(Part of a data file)

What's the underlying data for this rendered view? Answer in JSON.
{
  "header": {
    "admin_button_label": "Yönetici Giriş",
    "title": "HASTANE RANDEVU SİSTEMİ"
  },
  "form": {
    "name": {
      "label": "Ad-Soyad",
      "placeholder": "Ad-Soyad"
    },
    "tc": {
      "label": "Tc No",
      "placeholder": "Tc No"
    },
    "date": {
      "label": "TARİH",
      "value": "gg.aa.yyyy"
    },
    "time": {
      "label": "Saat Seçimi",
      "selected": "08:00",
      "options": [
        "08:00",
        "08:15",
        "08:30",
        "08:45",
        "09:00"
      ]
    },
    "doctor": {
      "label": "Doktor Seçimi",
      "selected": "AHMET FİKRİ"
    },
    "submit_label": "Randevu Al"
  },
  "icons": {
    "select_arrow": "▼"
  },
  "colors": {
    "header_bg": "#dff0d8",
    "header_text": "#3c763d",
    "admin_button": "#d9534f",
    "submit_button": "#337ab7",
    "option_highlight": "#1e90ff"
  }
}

---

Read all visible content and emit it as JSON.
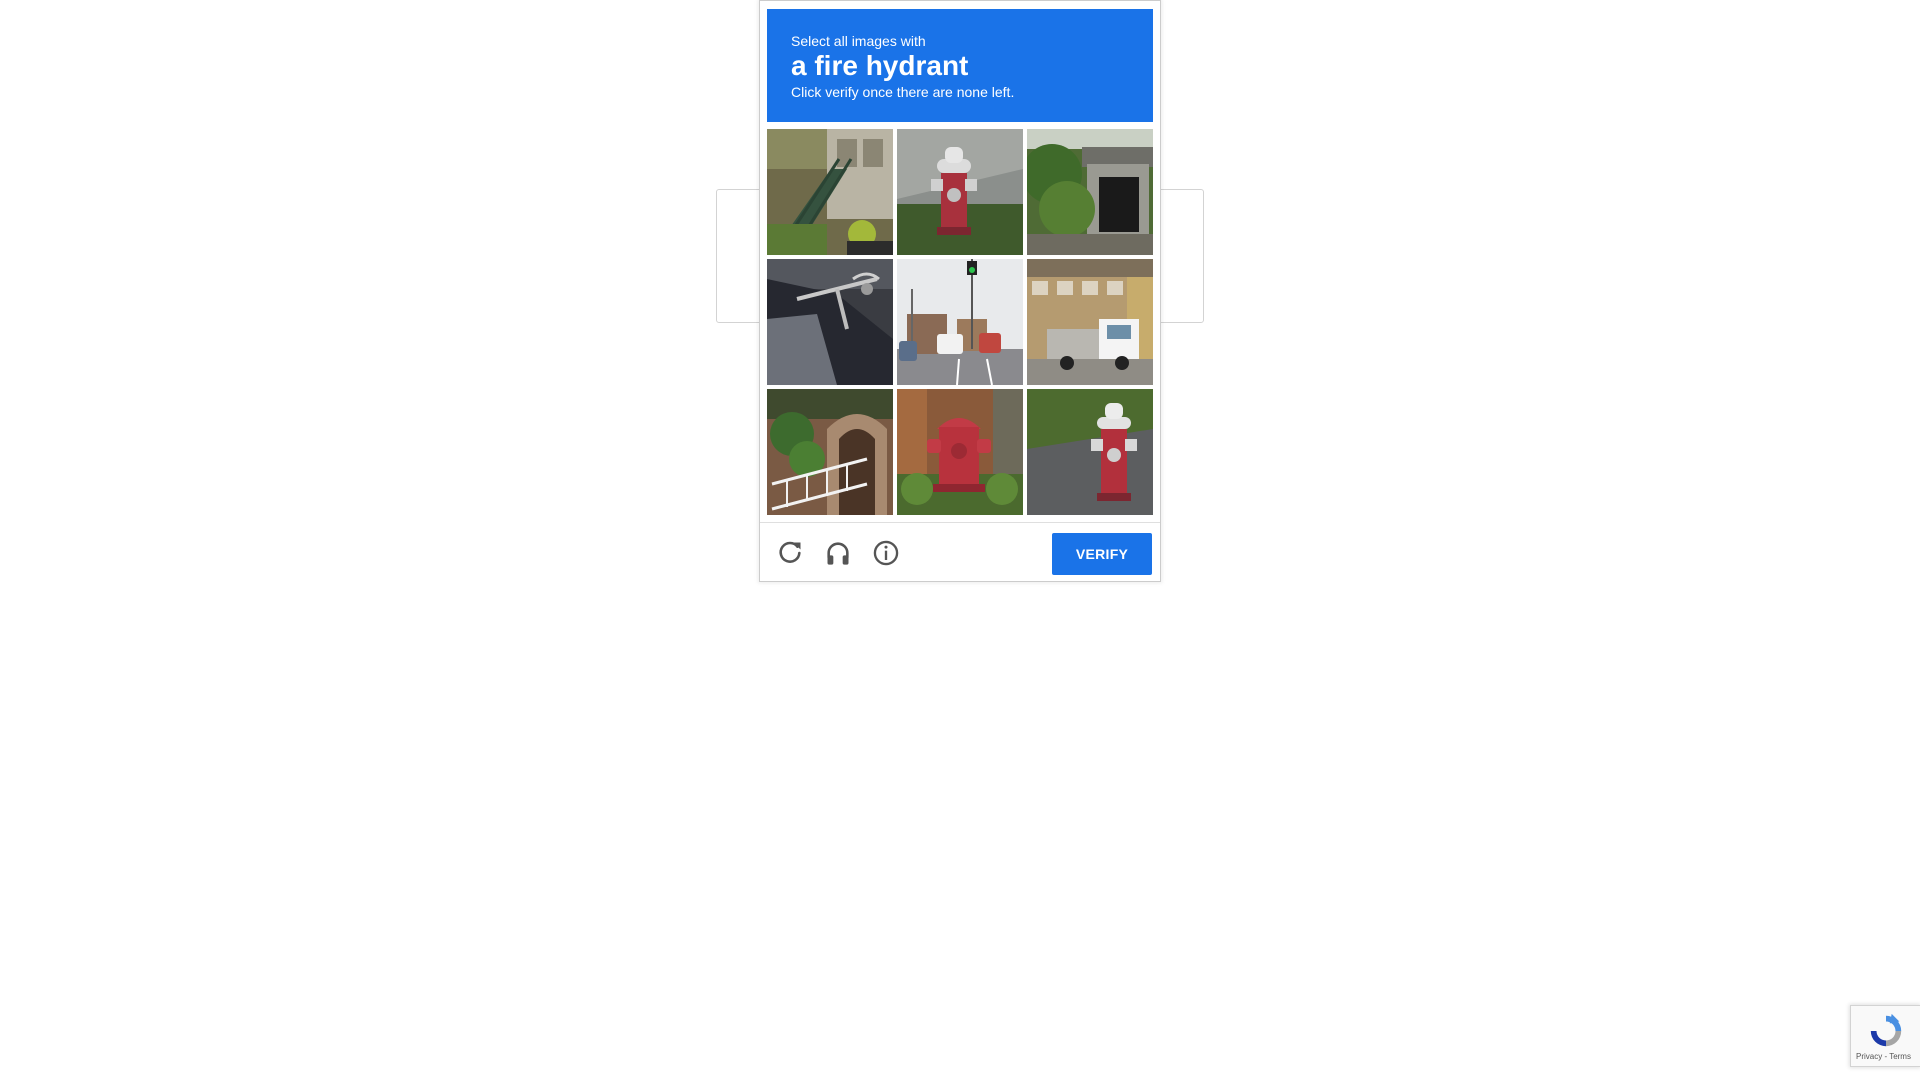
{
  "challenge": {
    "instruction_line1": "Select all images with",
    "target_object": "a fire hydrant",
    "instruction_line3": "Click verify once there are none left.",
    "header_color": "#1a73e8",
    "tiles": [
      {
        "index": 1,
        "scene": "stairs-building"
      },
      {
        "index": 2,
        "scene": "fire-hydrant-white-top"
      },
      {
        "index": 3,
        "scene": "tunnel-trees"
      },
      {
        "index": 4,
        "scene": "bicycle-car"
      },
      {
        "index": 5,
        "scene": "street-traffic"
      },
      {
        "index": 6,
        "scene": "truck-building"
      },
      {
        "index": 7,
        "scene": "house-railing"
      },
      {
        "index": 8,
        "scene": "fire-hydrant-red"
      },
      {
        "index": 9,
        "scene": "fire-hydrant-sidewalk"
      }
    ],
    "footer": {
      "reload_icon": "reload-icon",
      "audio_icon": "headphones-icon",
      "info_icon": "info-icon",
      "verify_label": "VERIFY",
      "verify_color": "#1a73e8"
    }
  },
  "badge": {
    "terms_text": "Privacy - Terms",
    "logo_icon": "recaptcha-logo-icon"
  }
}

=== Given task ===
All lines holding the word "index" should be picked out and copied.

=== Reply ===
        "index": 1,
        "index": 2,
        "index": 3,
        "index": 4,
        "index": 5,
        "index": 6,
        "index": 7,
        "index": 8,
        "index": 9,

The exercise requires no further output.